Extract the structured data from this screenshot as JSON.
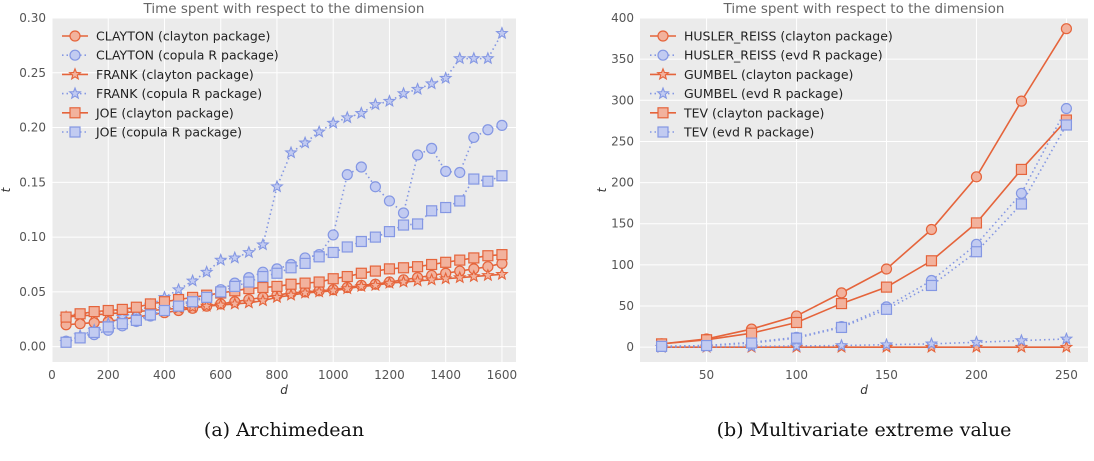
{
  "colors": {
    "background": "#EBEBEB",
    "grid": "#FFFFFF",
    "orange": "#E5643B",
    "blue": "#8497E3",
    "text": "#555555"
  },
  "panels": [
    {
      "caption": "(a) Archimedean"
    },
    {
      "caption": "(b) Multivariate extreme value"
    }
  ],
  "chart_data": [
    {
      "type": "line",
      "title": "Time spent with respect to the dimension",
      "xlabel": "d",
      "ylabel": "t",
      "xlim": [
        0,
        1650
      ],
      "ylim": [
        -0.014,
        0.3
      ],
      "xticks": [
        0,
        200,
        400,
        600,
        800,
        1000,
        1200,
        1400,
        1600
      ],
      "yticks": [
        0.0,
        0.05,
        0.1,
        0.15,
        0.2,
        0.25,
        0.3
      ],
      "ytick_labels": [
        "0.00",
        "0.05",
        "0.10",
        "0.15",
        "0.20",
        "0.25",
        "0.30"
      ],
      "grid": true,
      "legend": "top-left",
      "x": [
        50,
        100,
        150,
        200,
        250,
        300,
        350,
        400,
        450,
        500,
        550,
        600,
        650,
        700,
        750,
        800,
        850,
        900,
        950,
        1000,
        1050,
        1100,
        1150,
        1200,
        1250,
        1300,
        1350,
        1400,
        1450,
        1500,
        1550,
        1600
      ],
      "series": [
        {
          "name": "CLAYTON (clayton package)",
          "marker": "circle",
          "line": "solid",
          "color": "orange",
          "values": [
            0.02,
            0.021,
            0.022,
            0.023,
            0.025,
            0.027,
            0.029,
            0.031,
            0.033,
            0.035,
            0.037,
            0.039,
            0.041,
            0.043,
            0.045,
            0.047,
            0.049,
            0.05,
            0.051,
            0.052,
            0.054,
            0.056,
            0.057,
            0.059,
            0.061,
            0.063,
            0.065,
            0.067,
            0.069,
            0.071,
            0.073,
            0.076
          ]
        },
        {
          "name": "CLAYTON (copula R package)",
          "marker": "circle",
          "line": "dotted",
          "color": "blue",
          "values": [
            0.005,
            0.008,
            0.011,
            0.015,
            0.019,
            0.023,
            0.028,
            0.034,
            0.039,
            0.042,
            0.046,
            0.052,
            0.058,
            0.063,
            0.068,
            0.071,
            0.075,
            0.081,
            0.084,
            0.102,
            0.157,
            0.164,
            0.146,
            0.133,
            0.122,
            0.175,
            0.181,
            0.16,
            0.159,
            0.191,
            0.198,
            0.202
          ]
        },
        {
          "name": "FRANK (clayton package)",
          "marker": "star",
          "line": "solid",
          "color": "orange",
          "values": [
            0.027,
            0.028,
            0.029,
            0.03,
            0.031,
            0.032,
            0.033,
            0.034,
            0.035,
            0.036,
            0.037,
            0.038,
            0.039,
            0.04,
            0.042,
            0.045,
            0.047,
            0.049,
            0.05,
            0.051,
            0.053,
            0.055,
            0.056,
            0.058,
            0.059,
            0.06,
            0.061,
            0.062,
            0.063,
            0.064,
            0.065,
            0.066
          ]
        },
        {
          "name": "FRANK (copula R package)",
          "marker": "star",
          "line": "dotted",
          "color": "blue",
          "values": [
            0.004,
            0.01,
            0.015,
            0.021,
            0.027,
            0.032,
            0.038,
            0.045,
            0.052,
            0.06,
            0.068,
            0.079,
            0.081,
            0.086,
            0.093,
            0.146,
            0.177,
            0.186,
            0.196,
            0.204,
            0.209,
            0.213,
            0.221,
            0.224,
            0.231,
            0.235,
            0.24,
            0.245,
            0.263,
            0.263,
            0.263,
            0.286
          ]
        },
        {
          "name": "JOE (clayton package)",
          "marker": "square",
          "line": "solid",
          "color": "orange",
          "values": [
            0.027,
            0.03,
            0.032,
            0.033,
            0.034,
            0.036,
            0.039,
            0.041,
            0.043,
            0.045,
            0.047,
            0.049,
            0.051,
            0.053,
            0.054,
            0.055,
            0.057,
            0.058,
            0.059,
            0.062,
            0.064,
            0.067,
            0.069,
            0.071,
            0.072,
            0.073,
            0.075,
            0.077,
            0.079,
            0.081,
            0.083,
            0.084
          ]
        },
        {
          "name": "JOE (copula R package)",
          "marker": "square",
          "line": "dotted",
          "color": "blue",
          "values": [
            0.004,
            0.008,
            0.013,
            0.018,
            0.021,
            0.024,
            0.029,
            0.033,
            0.037,
            0.041,
            0.045,
            0.05,
            0.055,
            0.059,
            0.064,
            0.067,
            0.072,
            0.076,
            0.082,
            0.086,
            0.091,
            0.096,
            0.1,
            0.105,
            0.111,
            0.112,
            0.124,
            0.127,
            0.133,
            0.153,
            0.151,
            0.156
          ]
        }
      ]
    },
    {
      "type": "line",
      "title": "Time spent with respect to the dimension",
      "xlabel": "d",
      "ylabel": "t",
      "xlim": [
        13,
        262
      ],
      "ylim": [
        -18,
        400
      ],
      "xticks": [
        50,
        100,
        150,
        200,
        250
      ],
      "yticks": [
        0,
        50,
        100,
        150,
        200,
        250,
        300,
        350,
        400
      ],
      "ytick_labels": [
        "0",
        "50",
        "100",
        "150",
        "200",
        "250",
        "300",
        "350",
        "400"
      ],
      "grid": true,
      "legend": "top-left",
      "x": [
        25,
        50,
        75,
        100,
        125,
        150,
        175,
        200,
        225,
        250
      ],
      "series": [
        {
          "name": "HUSLER_REISS (clayton package)",
          "marker": "circle",
          "line": "solid",
          "color": "orange",
          "values": [
            4,
            10,
            22,
            38,
            66,
            95,
            143,
            207,
            299,
            387
          ]
        },
        {
          "name": "HUSLER_REISS (evd R package)",
          "marker": "circle",
          "line": "dotted",
          "color": "blue",
          "values": [
            1,
            2,
            6,
            12,
            25,
            49,
            81,
            125,
            187,
            290
          ]
        },
        {
          "name": "GUMBEL (clayton package)",
          "marker": "star",
          "line": "solid",
          "color": "orange",
          "values": [
            0,
            0,
            0,
            0,
            0,
            0,
            0,
            0,
            0,
            0
          ]
        },
        {
          "name": "GUMBEL (evd R package)",
          "marker": "star",
          "line": "dotted",
          "color": "blue",
          "values": [
            0,
            0.5,
            1,
            1.5,
            2,
            3,
            4,
            6,
            8,
            10
          ]
        },
        {
          "name": "TEV (clayton package)",
          "marker": "square",
          "line": "solid",
          "color": "orange",
          "values": [
            4,
            9,
            17,
            30,
            53,
            73,
            105,
            151,
            216,
            276
          ]
        },
        {
          "name": "TEV (evd R package)",
          "marker": "square",
          "line": "dotted",
          "color": "blue",
          "values": [
            1,
            2,
            5,
            11,
            24,
            46,
            75,
            116,
            174,
            270
          ]
        }
      ]
    }
  ]
}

____

▶ **Task to complete**: Quote the records above in full, dropping each picture.

▶ **Written answer**:
Extract the structured data from this screenshot as JSON.
{
  "colors": {
    "background": "#EBEBEB",
    "grid": "#FFFFFF",
    "orange": "#E5643B",
    "blue": "#8497E3",
    "text": "#555555"
  },
  "panels": [
    {
      "caption": "(a) Archimedean"
    },
    {
      "caption": "(b) Multivariate extreme value"
    }
  ],
  "chart_data": [
    {
      "type": "line",
      "title": "Time spent with respect to the dimension",
      "xlabel": "d",
      "ylabel": "t",
      "xlim": [
        0,
        1650
      ],
      "ylim": [
        -0.014,
        0.3
      ],
      "xticks": [
        0,
        200,
        400,
        600,
        800,
        1000,
        1200,
        1400,
        1600
      ],
      "yticks": [
        0.0,
        0.05,
        0.1,
        0.15,
        0.2,
        0.25,
        0.3
      ],
      "ytick_labels": [
        "0.00",
        "0.05",
        "0.10",
        "0.15",
        "0.20",
        "0.25",
        "0.30"
      ],
      "grid": true,
      "legend": "top-left",
      "x": [
        50,
        100,
        150,
        200,
        250,
        300,
        350,
        400,
        450,
        500,
        550,
        600,
        650,
        700,
        750,
        800,
        850,
        900,
        950,
        1000,
        1050,
        1100,
        1150,
        1200,
        1250,
        1300,
        1350,
        1400,
        1450,
        1500,
        1550,
        1600
      ],
      "series": [
        {
          "name": "CLAYTON (clayton package)",
          "marker": "circle",
          "line": "solid",
          "color": "orange",
          "values": [
            0.02,
            0.021,
            0.022,
            0.023,
            0.025,
            0.027,
            0.029,
            0.031,
            0.033,
            0.035,
            0.037,
            0.039,
            0.041,
            0.043,
            0.045,
            0.047,
            0.049,
            0.05,
            0.051,
            0.052,
            0.054,
            0.056,
            0.057,
            0.059,
            0.061,
            0.063,
            0.065,
            0.067,
            0.069,
            0.071,
            0.073,
            0.076
          ]
        },
        {
          "name": "CLAYTON (copula R package)",
          "marker": "circle",
          "line": "dotted",
          "color": "blue",
          "values": [
            0.005,
            0.008,
            0.011,
            0.015,
            0.019,
            0.023,
            0.028,
            0.034,
            0.039,
            0.042,
            0.046,
            0.052,
            0.058,
            0.063,
            0.068,
            0.071,
            0.075,
            0.081,
            0.084,
            0.102,
            0.157,
            0.164,
            0.146,
            0.133,
            0.122,
            0.175,
            0.181,
            0.16,
            0.159,
            0.191,
            0.198,
            0.202
          ]
        },
        {
          "name": "FRANK (clayton package)",
          "marker": "star",
          "line": "solid",
          "color": "orange",
          "values": [
            0.027,
            0.028,
            0.029,
            0.03,
            0.031,
            0.032,
            0.033,
            0.034,
            0.035,
            0.036,
            0.037,
            0.038,
            0.039,
            0.04,
            0.042,
            0.045,
            0.047,
            0.049,
            0.05,
            0.051,
            0.053,
            0.055,
            0.056,
            0.058,
            0.059,
            0.06,
            0.061,
            0.062,
            0.063,
            0.064,
            0.065,
            0.066
          ]
        },
        {
          "name": "FRANK (copula R package)",
          "marker": "star",
          "line": "dotted",
          "color": "blue",
          "values": [
            0.004,
            0.01,
            0.015,
            0.021,
            0.027,
            0.032,
            0.038,
            0.045,
            0.052,
            0.06,
            0.068,
            0.079,
            0.081,
            0.086,
            0.093,
            0.146,
            0.177,
            0.186,
            0.196,
            0.204,
            0.209,
            0.213,
            0.221,
            0.224,
            0.231,
            0.235,
            0.24,
            0.245,
            0.263,
            0.263,
            0.263,
            0.286
          ]
        },
        {
          "name": "JOE (clayton package)",
          "marker": "square",
          "line": "solid",
          "color": "orange",
          "values": [
            0.027,
            0.03,
            0.032,
            0.033,
            0.034,
            0.036,
            0.039,
            0.041,
            0.043,
            0.045,
            0.047,
            0.049,
            0.051,
            0.053,
            0.054,
            0.055,
            0.057,
            0.058,
            0.059,
            0.062,
            0.064,
            0.067,
            0.069,
            0.071,
            0.072,
            0.073,
            0.075,
            0.077,
            0.079,
            0.081,
            0.083,
            0.084
          ]
        },
        {
          "name": "JOE (copula R package)",
          "marker": "square",
          "line": "dotted",
          "color": "blue",
          "values": [
            0.004,
            0.008,
            0.013,
            0.018,
            0.021,
            0.024,
            0.029,
            0.033,
            0.037,
            0.041,
            0.045,
            0.05,
            0.055,
            0.059,
            0.064,
            0.067,
            0.072,
            0.076,
            0.082,
            0.086,
            0.091,
            0.096,
            0.1,
            0.105,
            0.111,
            0.112,
            0.124,
            0.127,
            0.133,
            0.153,
            0.151,
            0.156
          ]
        }
      ]
    },
    {
      "type": "line",
      "title": "Time spent with respect to the dimension",
      "xlabel": "d",
      "ylabel": "t",
      "xlim": [
        13,
        262
      ],
      "ylim": [
        -18,
        400
      ],
      "xticks": [
        50,
        100,
        150,
        200,
        250
      ],
      "yticks": [
        0,
        50,
        100,
        150,
        200,
        250,
        300,
        350,
        400
      ],
      "ytick_labels": [
        "0",
        "50",
        "100",
        "150",
        "200",
        "250",
        "300",
        "350",
        "400"
      ],
      "grid": true,
      "legend": "top-left",
      "x": [
        25,
        50,
        75,
        100,
        125,
        150,
        175,
        200,
        225,
        250
      ],
      "series": [
        {
          "name": "HUSLER_REISS (clayton package)",
          "marker": "circle",
          "line": "solid",
          "color": "orange",
          "values": [
            4,
            10,
            22,
            38,
            66,
            95,
            143,
            207,
            299,
            387
          ]
        },
        {
          "name": "HUSLER_REISS (evd R package)",
          "marker": "circle",
          "line": "dotted",
          "color": "blue",
          "values": [
            1,
            2,
            6,
            12,
            25,
            49,
            81,
            125,
            187,
            290
          ]
        },
        {
          "name": "GUMBEL (clayton package)",
          "marker": "star",
          "line": "solid",
          "color": "orange",
          "values": [
            0,
            0,
            0,
            0,
            0,
            0,
            0,
            0,
            0,
            0
          ]
        },
        {
          "name": "GUMBEL (evd R package)",
          "marker": "star",
          "line": "dotted",
          "color": "blue",
          "values": [
            0,
            0.5,
            1,
            1.5,
            2,
            3,
            4,
            6,
            8,
            10
          ]
        },
        {
          "name": "TEV (clayton package)",
          "marker": "square",
          "line": "solid",
          "color": "orange",
          "values": [
            4,
            9,
            17,
            30,
            53,
            73,
            105,
            151,
            216,
            276
          ]
        },
        {
          "name": "TEV (evd R package)",
          "marker": "square",
          "line": "dotted",
          "color": "blue",
          "values": [
            1,
            2,
            5,
            11,
            24,
            46,
            75,
            116,
            174,
            270
          ]
        }
      ]
    }
  ]
}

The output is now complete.